- _What to do_
Transcribe every entry word for word. Skip the pictures.

— begin —

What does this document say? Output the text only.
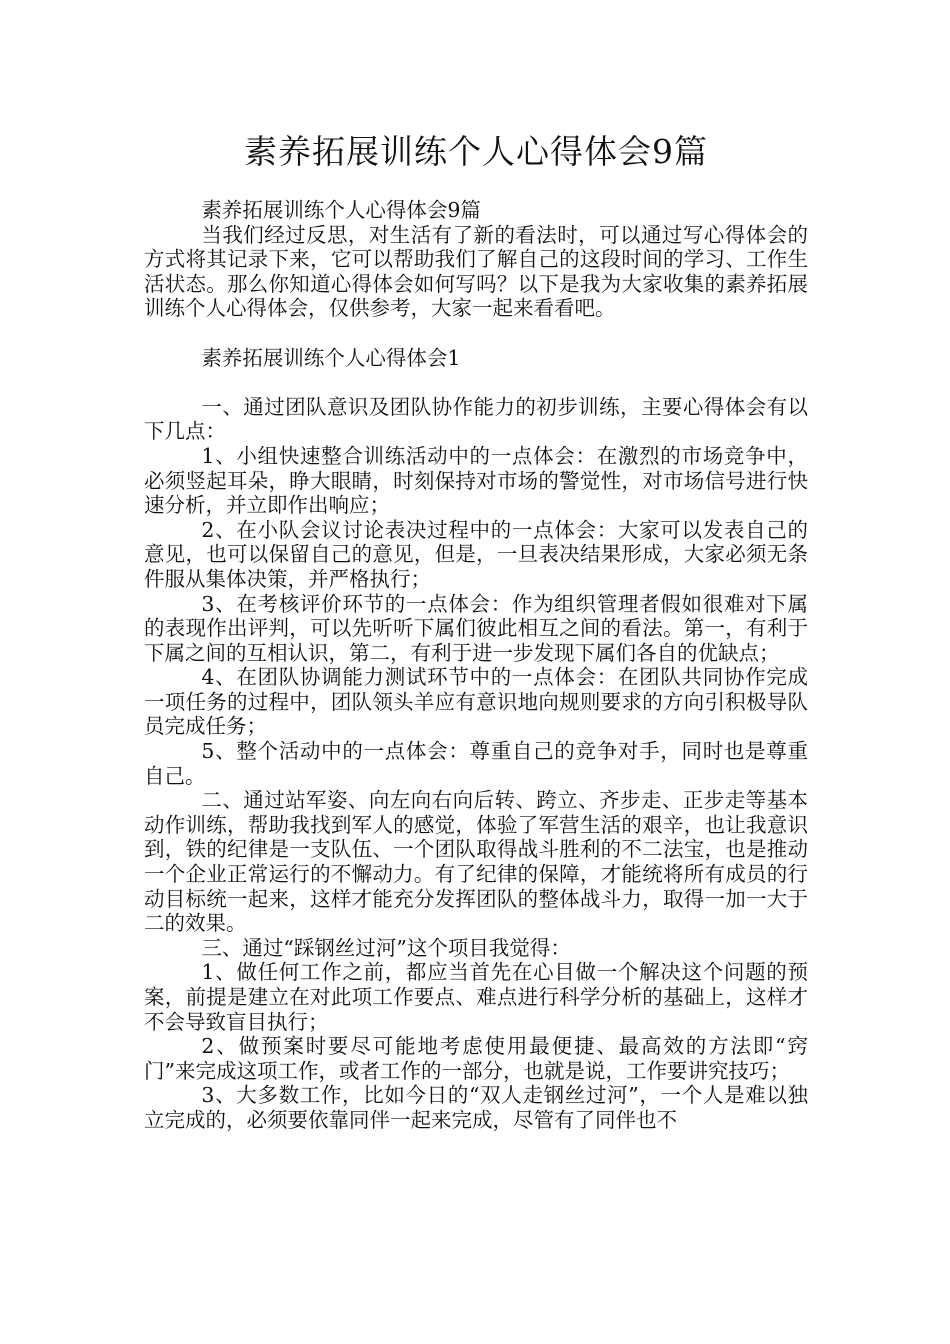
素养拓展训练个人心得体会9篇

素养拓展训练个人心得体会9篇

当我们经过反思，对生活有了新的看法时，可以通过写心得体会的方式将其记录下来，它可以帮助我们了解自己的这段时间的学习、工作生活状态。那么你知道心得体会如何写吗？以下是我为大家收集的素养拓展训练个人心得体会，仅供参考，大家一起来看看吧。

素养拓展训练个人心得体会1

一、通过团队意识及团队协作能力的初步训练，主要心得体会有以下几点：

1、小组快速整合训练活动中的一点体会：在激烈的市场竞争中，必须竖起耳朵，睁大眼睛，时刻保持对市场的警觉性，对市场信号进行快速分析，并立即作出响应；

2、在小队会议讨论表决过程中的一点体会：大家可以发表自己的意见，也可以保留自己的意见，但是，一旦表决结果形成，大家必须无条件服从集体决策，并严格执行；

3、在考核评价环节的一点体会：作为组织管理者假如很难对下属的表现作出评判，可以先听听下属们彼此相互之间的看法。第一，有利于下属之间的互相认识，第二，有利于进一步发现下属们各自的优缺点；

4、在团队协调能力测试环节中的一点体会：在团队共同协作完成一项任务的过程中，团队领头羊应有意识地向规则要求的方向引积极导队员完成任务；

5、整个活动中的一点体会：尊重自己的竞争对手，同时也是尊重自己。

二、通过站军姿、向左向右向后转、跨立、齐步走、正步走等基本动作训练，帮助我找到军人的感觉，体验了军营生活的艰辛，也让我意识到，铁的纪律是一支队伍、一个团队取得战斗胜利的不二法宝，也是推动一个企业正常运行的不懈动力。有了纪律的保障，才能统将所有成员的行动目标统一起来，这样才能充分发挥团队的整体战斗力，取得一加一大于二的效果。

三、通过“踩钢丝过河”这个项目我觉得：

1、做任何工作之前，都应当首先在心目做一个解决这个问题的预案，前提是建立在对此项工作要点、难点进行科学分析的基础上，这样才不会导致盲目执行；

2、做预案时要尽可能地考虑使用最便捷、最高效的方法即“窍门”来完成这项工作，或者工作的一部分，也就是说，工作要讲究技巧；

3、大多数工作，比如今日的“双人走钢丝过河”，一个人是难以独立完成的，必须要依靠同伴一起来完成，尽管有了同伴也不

— end —

- _Correct answer_
What does this document say? Output the text only.
素养拓展训练个人心得体会9篇

素养拓展训练个人心得体会9篇

当我们经过反思，对生活有了新的看法时，可以通过写心得体会的方式将其记录下来，它可以帮助我们了解自己的这段时间的学习、工作生活状态。那么你知道心得体会如何写吗？以下是我为大家收集的素养拓展训练个人心得体会，仅供参考，大家一起来看看吧。

素养拓展训练个人心得体会1

一、通过团队意识及团队协作能力的初步训练，主要心得体会有以下几点：

1、小组快速整合训练活动中的一点体会：在激烈的市场竞争中，必须竖起耳朵，睁大眼睛，时刻保持对市场的警觉性，对市场信号进行快速分析，并立即作出响应；

2、在小队会议讨论表决过程中的一点体会：大家可以发表自己的意见，也可以保留自己的意见，但是，一旦表决结果形成，大家必须无条件服从集体决策，并严格执行；

3、在考核评价环节的一点体会：作为组织管理者假如很难对下属的表现作出评判，可以先听听下属们彼此相互之间的看法。第一，有利于下属之间的互相认识，第二，有利于进一步发现下属们各自的优缺点；

4、在团队协调能力测试环节中的一点体会：在团队共同协作完成一项任务的过程中，团队领头羊应有意识地向规则要求的方向引积极导队员完成任务；

5、整个活动中的一点体会：尊重自己的竞争对手，同时也是尊重自己。

二、通过站军姿、向左向右向后转、跨立、齐步走、正步走等基本动作训练，帮助我找到军人的感觉，体验了军营生活的艰辛，也让我意识到，铁的纪律是一支队伍、一个团队取得战斗胜利的不二法宝，也是推动一个企业正常运行的不懈动力。有了纪律的保障，才能统将所有成员的行动目标统一起来，这样才能充分发挥团队的整体战斗力，取得一加一大于二的效果。

三、通过“踩钢丝过河”这个项目我觉得：

1、做任何工作之前，都应当首先在心目做一个解决这个问题的预案，前提是建立在对此项工作要点、难点进行科学分析的基础上，这样才不会导致盲目执行；

2、做预案时要尽可能地考虑使用最便捷、最高效的方法即“窍门”来完成这项工作，或者工作的一部分，也就是说，工作要讲究技巧；

3、大多数工作，比如今日的“双人走钢丝过河”，一个人是难以独立完成的，必须要依靠同伴一起来完成，尽管有了同伴也不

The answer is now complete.